━━━━━ Materials provided ━━━━━

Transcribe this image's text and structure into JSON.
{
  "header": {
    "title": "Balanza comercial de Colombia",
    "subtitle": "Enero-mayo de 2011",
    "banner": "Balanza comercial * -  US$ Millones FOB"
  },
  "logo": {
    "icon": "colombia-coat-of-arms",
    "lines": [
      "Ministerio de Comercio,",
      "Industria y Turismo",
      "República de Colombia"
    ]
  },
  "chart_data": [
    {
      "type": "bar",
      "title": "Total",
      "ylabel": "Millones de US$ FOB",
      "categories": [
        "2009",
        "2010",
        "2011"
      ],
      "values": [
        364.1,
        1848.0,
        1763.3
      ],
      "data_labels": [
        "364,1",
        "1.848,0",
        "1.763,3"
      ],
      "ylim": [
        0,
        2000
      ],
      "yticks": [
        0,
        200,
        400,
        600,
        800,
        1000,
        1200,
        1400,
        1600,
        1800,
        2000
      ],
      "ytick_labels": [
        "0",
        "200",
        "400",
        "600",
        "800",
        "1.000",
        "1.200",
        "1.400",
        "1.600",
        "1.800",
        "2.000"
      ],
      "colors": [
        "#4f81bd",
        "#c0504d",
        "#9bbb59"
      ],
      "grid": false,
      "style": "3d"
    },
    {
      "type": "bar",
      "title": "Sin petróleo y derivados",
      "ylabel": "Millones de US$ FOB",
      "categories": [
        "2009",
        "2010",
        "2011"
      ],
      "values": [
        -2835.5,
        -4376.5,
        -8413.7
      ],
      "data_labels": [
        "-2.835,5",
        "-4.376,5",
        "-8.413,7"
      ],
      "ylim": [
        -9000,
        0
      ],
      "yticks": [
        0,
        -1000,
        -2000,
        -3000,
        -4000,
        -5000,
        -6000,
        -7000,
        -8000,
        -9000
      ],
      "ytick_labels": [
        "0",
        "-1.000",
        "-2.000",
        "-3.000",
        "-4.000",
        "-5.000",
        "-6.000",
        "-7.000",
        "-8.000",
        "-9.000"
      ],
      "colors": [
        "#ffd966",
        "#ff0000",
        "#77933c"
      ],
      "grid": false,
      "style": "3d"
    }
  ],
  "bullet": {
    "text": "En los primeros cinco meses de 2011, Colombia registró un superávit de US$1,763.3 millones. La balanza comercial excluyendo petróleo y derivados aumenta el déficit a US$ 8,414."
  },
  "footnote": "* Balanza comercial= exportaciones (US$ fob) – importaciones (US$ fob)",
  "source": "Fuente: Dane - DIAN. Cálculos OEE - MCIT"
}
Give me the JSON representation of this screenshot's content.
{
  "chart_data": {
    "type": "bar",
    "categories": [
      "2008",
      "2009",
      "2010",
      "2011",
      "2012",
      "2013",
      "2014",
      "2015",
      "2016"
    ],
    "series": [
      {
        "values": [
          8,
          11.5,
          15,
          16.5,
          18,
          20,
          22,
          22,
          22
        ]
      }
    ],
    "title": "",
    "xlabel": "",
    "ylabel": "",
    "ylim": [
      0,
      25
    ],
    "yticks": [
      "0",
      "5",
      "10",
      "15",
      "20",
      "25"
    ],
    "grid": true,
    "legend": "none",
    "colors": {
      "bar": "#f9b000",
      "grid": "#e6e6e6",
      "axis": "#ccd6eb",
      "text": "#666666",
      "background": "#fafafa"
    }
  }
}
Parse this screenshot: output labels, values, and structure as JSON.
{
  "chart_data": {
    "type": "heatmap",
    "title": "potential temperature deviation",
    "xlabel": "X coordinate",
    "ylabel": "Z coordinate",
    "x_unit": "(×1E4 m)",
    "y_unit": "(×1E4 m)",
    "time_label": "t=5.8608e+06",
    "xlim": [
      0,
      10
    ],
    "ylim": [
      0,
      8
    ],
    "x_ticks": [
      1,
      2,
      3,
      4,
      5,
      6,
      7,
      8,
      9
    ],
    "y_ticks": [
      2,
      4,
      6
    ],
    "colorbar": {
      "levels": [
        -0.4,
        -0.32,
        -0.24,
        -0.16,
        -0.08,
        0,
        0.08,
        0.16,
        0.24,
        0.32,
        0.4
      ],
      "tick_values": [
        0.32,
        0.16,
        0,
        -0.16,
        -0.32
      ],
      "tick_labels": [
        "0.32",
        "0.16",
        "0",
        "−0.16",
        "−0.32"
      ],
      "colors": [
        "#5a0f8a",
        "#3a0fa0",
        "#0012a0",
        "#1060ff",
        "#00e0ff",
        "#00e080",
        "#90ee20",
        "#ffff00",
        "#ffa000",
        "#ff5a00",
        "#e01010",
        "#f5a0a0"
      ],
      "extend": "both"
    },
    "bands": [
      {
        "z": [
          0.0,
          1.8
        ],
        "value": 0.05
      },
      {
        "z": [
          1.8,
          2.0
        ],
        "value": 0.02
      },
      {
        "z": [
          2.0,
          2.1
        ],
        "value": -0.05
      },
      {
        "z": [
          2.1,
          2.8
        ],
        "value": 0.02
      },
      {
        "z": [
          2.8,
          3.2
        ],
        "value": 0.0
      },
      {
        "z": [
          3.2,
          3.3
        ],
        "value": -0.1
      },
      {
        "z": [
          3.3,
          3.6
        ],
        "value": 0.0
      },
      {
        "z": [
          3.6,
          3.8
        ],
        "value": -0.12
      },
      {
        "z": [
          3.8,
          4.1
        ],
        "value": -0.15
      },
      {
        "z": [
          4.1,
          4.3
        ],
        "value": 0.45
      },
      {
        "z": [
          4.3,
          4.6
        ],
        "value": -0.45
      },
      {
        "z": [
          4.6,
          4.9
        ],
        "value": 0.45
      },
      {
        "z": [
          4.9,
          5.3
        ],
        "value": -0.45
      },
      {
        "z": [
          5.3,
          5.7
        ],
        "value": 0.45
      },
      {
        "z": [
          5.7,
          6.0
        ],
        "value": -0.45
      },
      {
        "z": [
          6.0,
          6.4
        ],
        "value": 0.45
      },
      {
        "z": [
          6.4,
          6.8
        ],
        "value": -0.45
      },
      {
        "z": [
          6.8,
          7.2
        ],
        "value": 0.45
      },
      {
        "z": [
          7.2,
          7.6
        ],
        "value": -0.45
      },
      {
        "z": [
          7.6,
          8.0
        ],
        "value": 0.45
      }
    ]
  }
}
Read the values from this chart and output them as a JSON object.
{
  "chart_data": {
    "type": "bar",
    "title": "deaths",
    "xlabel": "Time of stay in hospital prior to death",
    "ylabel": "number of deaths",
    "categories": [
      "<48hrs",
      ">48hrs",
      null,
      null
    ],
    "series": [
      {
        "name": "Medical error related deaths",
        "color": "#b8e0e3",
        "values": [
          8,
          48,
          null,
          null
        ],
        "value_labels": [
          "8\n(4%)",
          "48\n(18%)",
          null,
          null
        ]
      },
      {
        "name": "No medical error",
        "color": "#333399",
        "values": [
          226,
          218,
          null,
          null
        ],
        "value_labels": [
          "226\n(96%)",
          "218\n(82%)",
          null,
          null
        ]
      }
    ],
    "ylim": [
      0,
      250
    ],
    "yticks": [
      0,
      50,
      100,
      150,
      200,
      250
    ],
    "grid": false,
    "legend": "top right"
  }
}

━━━━━

## Exercise brief
Retype the listing exactly, in full.

## Solution to the exercise
Transcribe this image's text and structure into JSON.
{
  "header": {
    "title": "Balanza comercial de Colombia",
    "subtitle": "Enero-mayo de 2011",
    "banner": "Balanza comercial * -  US$ Millones FOB"
  },
  "logo": {
    "icon": "colombia-coat-of-arms",
    "lines": [
      "Ministerio de Comercio,",
      "Industria y Turismo",
      "República de Colombia"
    ]
  },
  "chart_data": [
    {
      "type": "bar",
      "title": "Total",
      "ylabel": "Millones de US$ FOB",
      "categories": [
        "2009",
        "2010",
        "2011"
      ],
      "values": [
        364.1,
        1848.0,
        1763.3
      ],
      "data_labels": [
        "364,1",
        "1.848,0",
        "1.763,3"
      ],
      "ylim": [
        0,
        2000
      ],
      "yticks": [
        0,
        200,
        400,
        600,
        800,
        1000,
        1200,
        1400,
        1600,
        1800,
        2000
      ],
      "ytick_labels": [
        "0",
        "200",
        "400",
        "600",
        "800",
        "1.000",
        "1.200",
        "1.400",
        "1.600",
        "1.800",
        "2.000"
      ],
      "colors": [
        "#4f81bd",
        "#c0504d",
        "#9bbb59"
      ],
      "grid": false,
      "style": "3d"
    },
    {
      "type": "bar",
      "title": "Sin petróleo y derivados",
      "ylabel": "Millones de US$ FOB",
      "categories": [
        "2009",
        "2010",
        "2011"
      ],
      "values": [
        -2835.5,
        -4376.5,
        -8413.7
      ],
      "data_labels": [
        "-2.835,5",
        "-4.376,5",
        "-8.413,7"
      ],
      "ylim": [
        -9000,
        0
      ],
      "yticks": [
        0,
        -1000,
        -2000,
        -3000,
        -4000,
        -5000,
        -6000,
        -7000,
        -8000,
        -9000
      ],
      "ytick_labels": [
        "0",
        "-1.000",
        "-2.000",
        "-3.000",
        "-4.000",
        "-5.000",
        "-6.000",
        "-7.000",
        "-8.000",
        "-9.000"
      ],
      "colors": [
        "#ffd966",
        "#ff0000",
        "#77933c"
      ],
      "grid": false,
      "style": "3d"
    }
  ],
  "bullet": {
    "text": "En los primeros cinco meses de 2011, Colombia registró un superávit de US$1,763.3 millones. La balanza comercial excluyendo petróleo y derivados aumenta el déficit a US$ 8,414."
  },
  "footnote": "* Balanza comercial= exportaciones (US$ fob) – importaciones (US$ fob)",
  "source": "Fuente: Dane - DIAN. Cálculos OEE - MCIT"
}
Give me the JSON representation of this screenshot's content.
{
  "chart_data": {
    "type": "bar",
    "categories": [
      "2008",
      "2009",
      "2010",
      "2011",
      "2012",
      "2013",
      "2014",
      "2015",
      "2016"
    ],
    "series": [
      {
        "values": [
          8,
          11.5,
          15,
          16.5,
          18,
          20,
          22,
          22,
          22
        ]
      }
    ],
    "title": "",
    "xlabel": "",
    "ylabel": "",
    "ylim": [
      0,
      25
    ],
    "yticks": [
      "0",
      "5",
      "10",
      "15",
      "20",
      "25"
    ],
    "grid": true,
    "legend": "none",
    "colors": {
      "bar": "#f9b000",
      "grid": "#e6e6e6",
      "axis": "#ccd6eb",
      "text": "#666666",
      "background": "#fafafa"
    }
  }
}
Parse this screenshot: output labels, values, and structure as JSON.
{
  "chart_data": {
    "type": "heatmap",
    "title": "potential temperature deviation",
    "xlabel": "X coordinate",
    "ylabel": "Z coordinate",
    "x_unit": "(×1E4 m)",
    "y_unit": "(×1E4 m)",
    "time_label": "t=5.8608e+06",
    "xlim": [
      0,
      10
    ],
    "ylim": [
      0,
      8
    ],
    "x_ticks": [
      1,
      2,
      3,
      4,
      5,
      6,
      7,
      8,
      9
    ],
    "y_ticks": [
      2,
      4,
      6
    ],
    "colorbar": {
      "levels": [
        -0.4,
        -0.32,
        -0.24,
        -0.16,
        -0.08,
        0,
        0.08,
        0.16,
        0.24,
        0.32,
        0.4
      ],
      "tick_values": [
        0.32,
        0.16,
        0,
        -0.16,
        -0.32
      ],
      "tick_labels": [
        "0.32",
        "0.16",
        "0",
        "−0.16",
        "−0.32"
      ],
      "colors": [
        "#5a0f8a",
        "#3a0fa0",
        "#0012a0",
        "#1060ff",
        "#00e0ff",
        "#00e080",
        "#90ee20",
        "#ffff00",
        "#ffa000",
        "#ff5a00",
        "#e01010",
        "#f5a0a0"
      ],
      "extend": "both"
    },
    "bands": [
      {
        "z": [
          0.0,
          1.8
        ],
        "value": 0.05
      },
      {
        "z": [
          1.8,
          2.0
        ],
        "value": 0.02
      },
      {
        "z": [
          2.0,
          2.1
        ],
        "value": -0.05
      },
      {
        "z": [
          2.1,
          2.8
        ],
        "value": 0.02
      },
      {
        "z": [
          2.8,
          3.2
        ],
        "value": 0.0
      },
      {
        "z": [
          3.2,
          3.3
        ],
        "value": -0.1
      },
      {
        "z": [
          3.3,
          3.6
        ],
        "value": 0.0
      },
      {
        "z": [
          3.6,
          3.8
        ],
        "value": -0.12
      },
      {
        "z": [
          3.8,
          4.1
        ],
        "value": -0.15
      },
      {
        "z": [
          4.1,
          4.3
        ],
        "value": 0.45
      },
      {
        "z": [
          4.3,
          4.6
        ],
        "value": -0.45
      },
      {
        "z": [
          4.6,
          4.9
        ],
        "value": 0.45
      },
      {
        "z": [
          4.9,
          5.3
        ],
        "value": -0.45
      },
      {
        "z": [
          5.3,
          5.7
        ],
        "value": 0.45
      },
      {
        "z": [
          5.7,
          6.0
        ],
        "value": -0.45
      },
      {
        "z": [
          6.0,
          6.4
        ],
        "value": 0.45
      },
      {
        "z": [
          6.4,
          6.8
        ],
        "value": -0.45
      },
      {
        "z": [
          6.8,
          7.2
        ],
        "value": 0.45
      },
      {
        "z": [
          7.2,
          7.6
        ],
        "value": -0.45
      },
      {
        "z": [
          7.6,
          8.0
        ],
        "value": 0.45
      }
    ]
  }
}
Read the values from this chart and output them as a JSON object.
{
  "chart_data": {
    "type": "bar",
    "title": "deaths",
    "xlabel": "Time of stay in hospital prior to death",
    "ylabel": "number of deaths",
    "categories": [
      "<48hrs",
      ">48hrs",
      null,
      null
    ],
    "series": [
      {
        "name": "Medical error related deaths",
        "color": "#b8e0e3",
        "values": [
          8,
          48,
          null,
          null
        ],
        "value_labels": [
          "8\n(4%)",
          "48\n(18%)",
          null,
          null
        ]
      },
      {
        "name": "No medical error",
        "color": "#333399",
        "values": [
          226,
          218,
          null,
          null
        ],
        "value_labels": [
          "226\n(96%)",
          "218\n(82%)",
          null,
          null
        ]
      }
    ],
    "ylim": [
      0,
      250
    ],
    "yticks": [
      0,
      50,
      100,
      150,
      200,
      250
    ],
    "grid": false,
    "legend": "top right"
  }
}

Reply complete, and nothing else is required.